Stored data:

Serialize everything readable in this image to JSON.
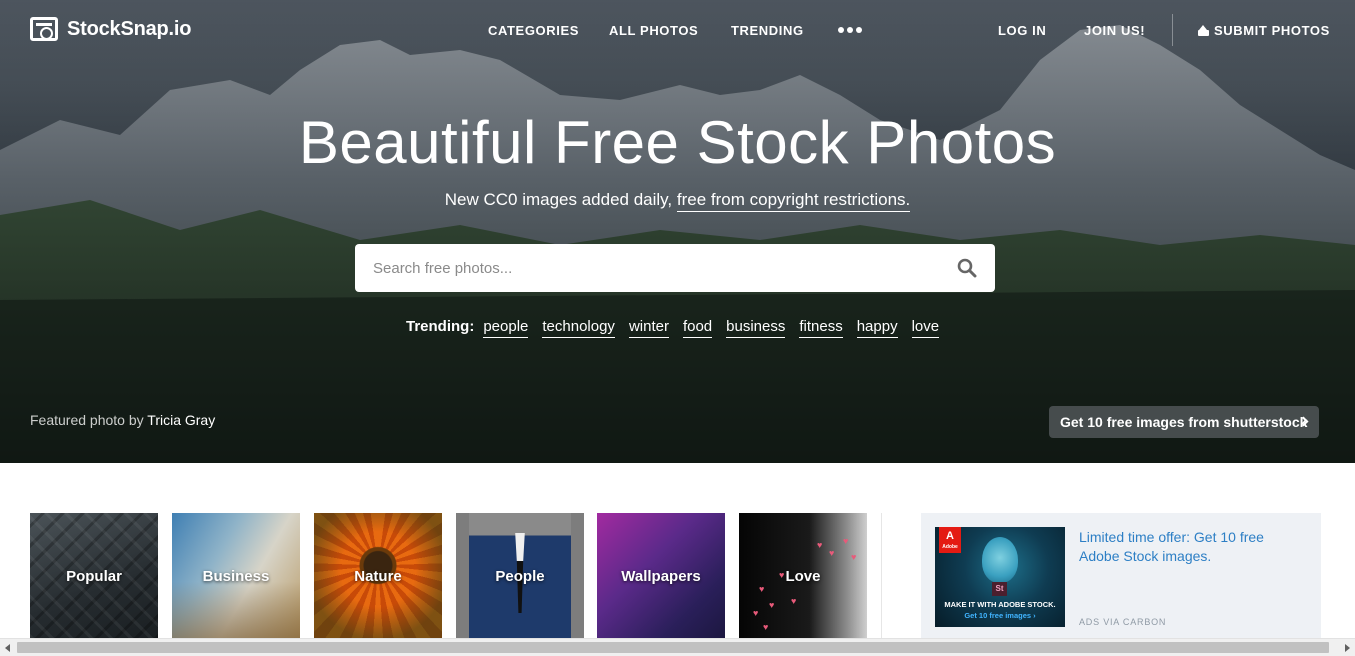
{
  "brand": {
    "name": "StockSnap.io"
  },
  "nav": {
    "categories": "CATEGORIES",
    "all_photos": "ALL PHOTOS",
    "trending": "TRENDING",
    "login": "LOG IN",
    "join": "JOIN US!",
    "submit": "SUBMIT PHOTOS"
  },
  "hero": {
    "title": "Beautiful Free Stock Photos",
    "subtitle_prefix": "New CC0 images added daily,",
    "subtitle_link": "free from copyright restrictions.",
    "search_placeholder": "Search free photos...",
    "trending_label": "Trending:",
    "trending_tags": [
      "people",
      "technology",
      "winter",
      "food",
      "business",
      "fitness",
      "happy",
      "love"
    ],
    "featured_prefix": "Featured photo by",
    "featured_author": "Tricia Gray",
    "shutterstock_cta": "Get 10 free images from shutterstock"
  },
  "categories": [
    {
      "label": "Popular"
    },
    {
      "label": "Business"
    },
    {
      "label": "Nature"
    },
    {
      "label": "People"
    },
    {
      "label": "Wallpapers"
    },
    {
      "label": "Love"
    }
  ],
  "ad": {
    "image_brand": "Adobe",
    "image_badge": "St",
    "image_caption": "MAKE IT WITH ADOBE STOCK.",
    "image_cta": "Get 10 free images ›",
    "text": "Limited time offer: Get 10 free Adobe Stock images.",
    "via": "ADS VIA CARBON"
  },
  "colors": {
    "ad_link": "#2d7fc5",
    "ad_background": "#eef1f5",
    "shutter_button": "#4b5052"
  }
}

# GIVEN INSTRUCTION
A faithful copy of the records above is needed, with the pictures left out.

# TASK RESULT
Serialize everything readable in this image to JSON.
{
  "brand": {
    "name": "StockSnap.io"
  },
  "nav": {
    "categories": "CATEGORIES",
    "all_photos": "ALL PHOTOS",
    "trending": "TRENDING",
    "login": "LOG IN",
    "join": "JOIN US!",
    "submit": "SUBMIT PHOTOS"
  },
  "hero": {
    "title": "Beautiful Free Stock Photos",
    "subtitle_prefix": "New CC0 images added daily,",
    "subtitle_link": "free from copyright restrictions.",
    "search_placeholder": "Search free photos...",
    "trending_label": "Trending:",
    "trending_tags": [
      "people",
      "technology",
      "winter",
      "food",
      "business",
      "fitness",
      "happy",
      "love"
    ],
    "featured_prefix": "Featured photo by",
    "featured_author": "Tricia Gray",
    "shutterstock_cta": "Get 10 free images from shutterstock"
  },
  "categories": [
    {
      "label": "Popular"
    },
    {
      "label": "Business"
    },
    {
      "label": "Nature"
    },
    {
      "label": "People"
    },
    {
      "label": "Wallpapers"
    },
    {
      "label": "Love"
    }
  ],
  "ad": {
    "image_brand": "Adobe",
    "image_badge": "St",
    "image_caption": "MAKE IT WITH ADOBE STOCK.",
    "image_cta": "Get 10 free images ›",
    "text": "Limited time offer: Get 10 free Adobe Stock images.",
    "via": "ADS VIA CARBON"
  },
  "colors": {
    "ad_link": "#2d7fc5",
    "ad_background": "#eef1f5",
    "shutter_button": "#4b5052"
  }
}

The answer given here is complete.